> **Objective**
Output the material below in its entirety, exactly as given.

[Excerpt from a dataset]
--------
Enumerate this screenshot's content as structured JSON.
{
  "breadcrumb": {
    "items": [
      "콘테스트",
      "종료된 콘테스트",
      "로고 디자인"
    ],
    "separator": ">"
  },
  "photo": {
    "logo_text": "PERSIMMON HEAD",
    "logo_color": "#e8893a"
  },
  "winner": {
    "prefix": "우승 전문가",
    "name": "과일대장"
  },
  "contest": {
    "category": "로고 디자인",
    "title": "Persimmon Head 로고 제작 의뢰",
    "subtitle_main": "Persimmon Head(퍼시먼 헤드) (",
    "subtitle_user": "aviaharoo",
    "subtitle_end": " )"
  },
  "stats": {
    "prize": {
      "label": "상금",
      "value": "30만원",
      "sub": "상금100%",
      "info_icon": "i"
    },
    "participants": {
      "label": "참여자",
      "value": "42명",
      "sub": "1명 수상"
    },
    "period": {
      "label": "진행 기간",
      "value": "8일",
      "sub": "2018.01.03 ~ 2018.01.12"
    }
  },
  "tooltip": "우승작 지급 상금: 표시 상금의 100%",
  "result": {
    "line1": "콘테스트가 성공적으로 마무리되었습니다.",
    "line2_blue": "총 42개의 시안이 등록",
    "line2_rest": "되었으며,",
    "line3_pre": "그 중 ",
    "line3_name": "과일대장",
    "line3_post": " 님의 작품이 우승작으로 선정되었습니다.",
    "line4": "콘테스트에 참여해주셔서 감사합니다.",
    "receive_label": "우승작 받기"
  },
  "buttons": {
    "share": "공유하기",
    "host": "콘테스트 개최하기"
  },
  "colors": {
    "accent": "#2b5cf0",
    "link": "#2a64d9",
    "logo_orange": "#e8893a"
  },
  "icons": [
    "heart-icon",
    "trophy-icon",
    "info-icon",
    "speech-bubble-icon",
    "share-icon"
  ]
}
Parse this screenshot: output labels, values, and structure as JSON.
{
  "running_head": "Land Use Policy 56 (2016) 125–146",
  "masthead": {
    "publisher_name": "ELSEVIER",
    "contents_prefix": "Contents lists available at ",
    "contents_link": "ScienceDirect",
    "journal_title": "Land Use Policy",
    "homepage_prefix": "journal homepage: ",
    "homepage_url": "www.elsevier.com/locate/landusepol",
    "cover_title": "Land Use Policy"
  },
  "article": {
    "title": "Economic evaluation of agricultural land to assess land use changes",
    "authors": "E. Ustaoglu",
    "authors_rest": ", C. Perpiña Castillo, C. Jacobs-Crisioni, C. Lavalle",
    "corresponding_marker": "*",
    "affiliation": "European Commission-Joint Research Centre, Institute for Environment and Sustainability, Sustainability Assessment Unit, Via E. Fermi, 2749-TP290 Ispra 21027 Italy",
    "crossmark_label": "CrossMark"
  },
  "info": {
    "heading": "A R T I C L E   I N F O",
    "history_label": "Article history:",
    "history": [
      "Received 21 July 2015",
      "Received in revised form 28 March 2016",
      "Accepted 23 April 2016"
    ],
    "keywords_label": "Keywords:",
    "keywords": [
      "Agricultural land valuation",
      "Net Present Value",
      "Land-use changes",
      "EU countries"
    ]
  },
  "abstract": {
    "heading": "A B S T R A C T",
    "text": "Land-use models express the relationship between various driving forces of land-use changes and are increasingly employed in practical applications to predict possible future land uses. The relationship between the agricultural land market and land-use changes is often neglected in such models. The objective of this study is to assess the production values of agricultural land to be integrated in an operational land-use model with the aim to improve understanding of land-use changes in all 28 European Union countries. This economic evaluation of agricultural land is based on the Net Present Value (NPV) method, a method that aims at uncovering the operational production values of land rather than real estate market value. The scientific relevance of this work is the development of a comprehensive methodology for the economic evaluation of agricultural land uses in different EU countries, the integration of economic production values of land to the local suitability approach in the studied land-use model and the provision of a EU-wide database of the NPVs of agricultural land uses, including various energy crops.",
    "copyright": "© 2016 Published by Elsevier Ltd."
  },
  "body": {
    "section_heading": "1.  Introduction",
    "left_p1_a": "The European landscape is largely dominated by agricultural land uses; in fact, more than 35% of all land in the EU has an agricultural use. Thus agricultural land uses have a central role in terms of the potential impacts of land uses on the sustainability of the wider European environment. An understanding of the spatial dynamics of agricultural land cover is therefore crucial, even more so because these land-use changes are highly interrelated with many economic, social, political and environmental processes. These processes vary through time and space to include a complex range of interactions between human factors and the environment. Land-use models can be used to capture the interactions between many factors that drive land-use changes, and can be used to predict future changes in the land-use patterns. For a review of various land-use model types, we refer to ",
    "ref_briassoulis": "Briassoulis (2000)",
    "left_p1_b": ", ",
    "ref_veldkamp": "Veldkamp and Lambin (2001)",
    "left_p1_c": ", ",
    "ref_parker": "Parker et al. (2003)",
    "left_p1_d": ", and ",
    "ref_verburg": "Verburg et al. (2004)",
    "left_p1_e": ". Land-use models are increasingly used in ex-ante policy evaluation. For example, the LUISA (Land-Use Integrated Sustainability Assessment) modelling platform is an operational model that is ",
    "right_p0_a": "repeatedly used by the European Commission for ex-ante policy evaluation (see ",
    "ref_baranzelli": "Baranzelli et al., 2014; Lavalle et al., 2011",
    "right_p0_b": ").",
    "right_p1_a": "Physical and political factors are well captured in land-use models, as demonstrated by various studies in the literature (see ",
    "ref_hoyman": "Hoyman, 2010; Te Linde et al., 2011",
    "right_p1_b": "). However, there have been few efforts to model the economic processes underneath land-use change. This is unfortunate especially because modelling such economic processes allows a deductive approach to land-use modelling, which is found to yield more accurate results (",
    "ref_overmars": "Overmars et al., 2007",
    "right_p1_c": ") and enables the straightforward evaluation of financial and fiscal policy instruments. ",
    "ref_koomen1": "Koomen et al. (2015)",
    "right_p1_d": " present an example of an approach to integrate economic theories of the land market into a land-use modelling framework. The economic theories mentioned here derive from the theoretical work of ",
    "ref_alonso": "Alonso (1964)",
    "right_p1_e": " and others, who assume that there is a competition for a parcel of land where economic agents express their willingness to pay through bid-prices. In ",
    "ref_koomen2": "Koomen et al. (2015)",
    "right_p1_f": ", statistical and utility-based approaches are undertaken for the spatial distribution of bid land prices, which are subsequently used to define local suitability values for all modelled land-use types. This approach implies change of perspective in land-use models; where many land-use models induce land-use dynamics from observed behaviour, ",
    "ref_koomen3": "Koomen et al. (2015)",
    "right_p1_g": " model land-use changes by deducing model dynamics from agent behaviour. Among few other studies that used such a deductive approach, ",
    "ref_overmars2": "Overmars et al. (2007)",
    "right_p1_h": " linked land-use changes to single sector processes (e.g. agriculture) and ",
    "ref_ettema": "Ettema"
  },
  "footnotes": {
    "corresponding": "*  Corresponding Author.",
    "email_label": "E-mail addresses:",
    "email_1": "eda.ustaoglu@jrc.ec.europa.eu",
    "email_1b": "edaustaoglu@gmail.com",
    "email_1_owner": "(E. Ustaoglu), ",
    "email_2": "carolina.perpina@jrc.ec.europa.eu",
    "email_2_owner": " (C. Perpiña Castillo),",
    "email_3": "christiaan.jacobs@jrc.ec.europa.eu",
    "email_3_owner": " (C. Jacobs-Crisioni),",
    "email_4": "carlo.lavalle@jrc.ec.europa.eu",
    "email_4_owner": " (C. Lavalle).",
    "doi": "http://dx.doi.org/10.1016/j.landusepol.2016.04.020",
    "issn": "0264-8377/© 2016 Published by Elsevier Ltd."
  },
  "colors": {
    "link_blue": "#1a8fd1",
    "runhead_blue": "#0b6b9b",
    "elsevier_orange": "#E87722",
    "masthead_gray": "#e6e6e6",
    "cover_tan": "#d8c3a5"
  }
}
--------
> **Written solution**
Enumerate this screenshot's content as structured JSON.
{
  "breadcrumb": {
    "items": [
      "콘테스트",
      "종료된 콘테스트",
      "로고 디자인"
    ],
    "separator": ">"
  },
  "photo": {
    "logo_text": "PERSIMMON HEAD",
    "logo_color": "#e8893a"
  },
  "winner": {
    "prefix": "우승 전문가",
    "name": "과일대장"
  },
  "contest": {
    "category": "로고 디자인",
    "title": "Persimmon Head 로고 제작 의뢰",
    "subtitle_main": "Persimmon Head(퍼시먼 헤드) (",
    "subtitle_user": "aviaharoo",
    "subtitle_end": " )"
  },
  "stats": {
    "prize": {
      "label": "상금",
      "value": "30만원",
      "sub": "상금100%",
      "info_icon": "i"
    },
    "participants": {
      "label": "참여자",
      "value": "42명",
      "sub": "1명 수상"
    },
    "period": {
      "label": "진행 기간",
      "value": "8일",
      "sub": "2018.01.03 ~ 2018.01.12"
    }
  },
  "tooltip": "우승작 지급 상금: 표시 상금의 100%",
  "result": {
    "line1": "콘테스트가 성공적으로 마무리되었습니다.",
    "line2_blue": "총 42개의 시안이 등록",
    "line2_rest": "되었으며,",
    "line3_pre": "그 중 ",
    "line3_name": "과일대장",
    "line3_post": " 님의 작품이 우승작으로 선정되었습니다.",
    "line4": "콘테스트에 참여해주셔서 감사합니다.",
    "receive_label": "우승작 받기"
  },
  "buttons": {
    "share": "공유하기",
    "host": "콘테스트 개최하기"
  },
  "colors": {
    "accent": "#2b5cf0",
    "link": "#2a64d9",
    "logo_orange": "#e8893a"
  },
  "icons": [
    "heart-icon",
    "trophy-icon",
    "info-icon",
    "speech-bubble-icon",
    "share-icon"
  ]
}
Parse this screenshot: output labels, values, and structure as JSON.
{
  "running_head": "Land Use Policy 56 (2016) 125–146",
  "masthead": {
    "publisher_name": "ELSEVIER",
    "contents_prefix": "Contents lists available at ",
    "contents_link": "ScienceDirect",
    "journal_title": "Land Use Policy",
    "homepage_prefix": "journal homepage: ",
    "homepage_url": "www.elsevier.com/locate/landusepol",
    "cover_title": "Land Use Policy"
  },
  "article": {
    "title": "Economic evaluation of agricultural land to assess land use changes",
    "authors": "E. Ustaoglu",
    "authors_rest": ", C. Perpiña Castillo, C. Jacobs-Crisioni, C. Lavalle",
    "corresponding_marker": "*",
    "affiliation": "European Commission-Joint Research Centre, Institute for Environment and Sustainability, Sustainability Assessment Unit, Via E. Fermi, 2749-TP290 Ispra 21027 Italy",
    "crossmark_label": "CrossMark"
  },
  "info": {
    "heading": "A R T I C L E   I N F O",
    "history_label": "Article history:",
    "history": [
      "Received 21 July 2015",
      "Received in revised form 28 March 2016",
      "Accepted 23 April 2016"
    ],
    "keywords_label": "Keywords:",
    "keywords": [
      "Agricultural land valuation",
      "Net Present Value",
      "Land-use changes",
      "EU countries"
    ]
  },
  "abstract": {
    "heading": "A B S T R A C T",
    "text": "Land-use models express the relationship between various driving forces of land-use changes and are increasingly employed in practical applications to predict possible future land uses. The relationship between the agricultural land market and land-use changes is often neglected in such models. The objective of this study is to assess the production values of agricultural land to be integrated in an operational land-use model with the aim to improve understanding of land-use changes in all 28 European Union countries. This economic evaluation of agricultural land is based on the Net Present Value (NPV) method, a method that aims at uncovering the operational production values of land rather than real estate market value. The scientific relevance of this work is the development of a comprehensive methodology for the economic evaluation of agricultural land uses in different EU countries, the integration of economic production values of land to the local suitability approach in the studied land-use model and the provision of a EU-wide database of the NPVs of agricultural land uses, including various energy crops.",
    "copyright": "© 2016 Published by Elsevier Ltd."
  },
  "body": {
    "section_heading": "1.  Introduction",
    "left_p1_a": "The European landscape is largely dominated by agricultural land uses; in fact, more than 35% of all land in the EU has an agricultural use. Thus agricultural land uses have a central role in terms of the potential impacts of land uses on the sustainability of the wider European environment. An understanding of the spatial dynamics of agricultural land cover is therefore crucial, even more so because these land-use changes are highly interrelated with many economic, social, political and environmental processes. These processes vary through time and space to include a complex range of interactions between human factors and the environment. Land-use models can be used to capture the interactions between many factors that drive land-use changes, and can be used to predict future changes in the land-use patterns. For a review of various land-use model types, we refer to ",
    "ref_briassoulis": "Briassoulis (2000)",
    "left_p1_b": ", ",
    "ref_veldkamp": "Veldkamp and Lambin (2001)",
    "left_p1_c": ", ",
    "ref_parker": "Parker et al. (2003)",
    "left_p1_d": ", and ",
    "ref_verburg": "Verburg et al. (2004)",
    "left_p1_e": ". Land-use models are increasingly used in ex-ante policy evaluation. For example, the LUISA (Land-Use Integrated Sustainability Assessment) modelling platform is an operational model that is ",
    "right_p0_a": "repeatedly used by the European Commission for ex-ante policy evaluation (see ",
    "ref_baranzelli": "Baranzelli et al., 2014; Lavalle et al., 2011",
    "right_p0_b": ").",
    "right_p1_a": "Physical and political factors are well captured in land-use models, as demonstrated by various studies in the literature (see ",
    "ref_hoyman": "Hoyman, 2010; Te Linde et al., 2011",
    "right_p1_b": "). However, there have been few efforts to model the economic processes underneath land-use change. This is unfortunate especially because modelling such economic processes allows a deductive approach to land-use modelling, which is found to yield more accurate results (",
    "ref_overmars": "Overmars et al., 2007",
    "right_p1_c": ") and enables the straightforward evaluation of financial and fiscal policy instruments. ",
    "ref_koomen1": "Koomen et al. (2015)",
    "right_p1_d": " present an example of an approach to integrate economic theories of the land market into a land-use modelling framework. The economic theories mentioned here derive from the theoretical work of ",
    "ref_alonso": "Alonso (1964)",
    "right_p1_e": " and others, who assume that there is a competition for a parcel of land where economic agents express their willingness to pay through bid-prices. In ",
    "ref_koomen2": "Koomen et al. (2015)",
    "right_p1_f": ", statistical and utility-based approaches are undertaken for the spatial distribution of bid land prices, which are subsequently used to define local suitability values for all modelled land-use types. This approach implies change of perspective in land-use models; where many land-use models induce land-use dynamics from observed behaviour, ",
    "ref_koomen3": "Koomen et al. (2015)",
    "right_p1_g": " model land-use changes by deducing model dynamics from agent behaviour. Among few other studies that used such a deductive approach, ",
    "ref_overmars2": "Overmars et al. (2007)",
    "right_p1_h": " linked land-use changes to single sector processes (e.g. agriculture) and ",
    "ref_ettema": "Ettema"
  },
  "footnotes": {
    "corresponding": "*  Corresponding Author.",
    "email_label": "E-mail addresses:",
    "email_1": "eda.ustaoglu@jrc.ec.europa.eu",
    "email_1b": "edaustaoglu@gmail.com",
    "email_1_owner": "(E. Ustaoglu), ",
    "email_2": "carolina.perpina@jrc.ec.europa.eu",
    "email_2_owner": " (C. Perpiña Castillo),",
    "email_3": "christiaan.jacobs@jrc.ec.europa.eu",
    "email_3_owner": " (C. Jacobs-Crisioni),",
    "email_4": "carlo.lavalle@jrc.ec.europa.eu",
    "email_4_owner": " (C. Lavalle).",
    "doi": "http://dx.doi.org/10.1016/j.landusepol.2016.04.020",
    "issn": "0264-8377/© 2016 Published by Elsevier Ltd."
  },
  "colors": {
    "link_blue": "#1a8fd1",
    "runhead_blue": "#0b6b9b",
    "elsevier_orange": "#E87722",
    "masthead_gray": "#e6e6e6",
    "cover_tan": "#d8c3a5"
  }
}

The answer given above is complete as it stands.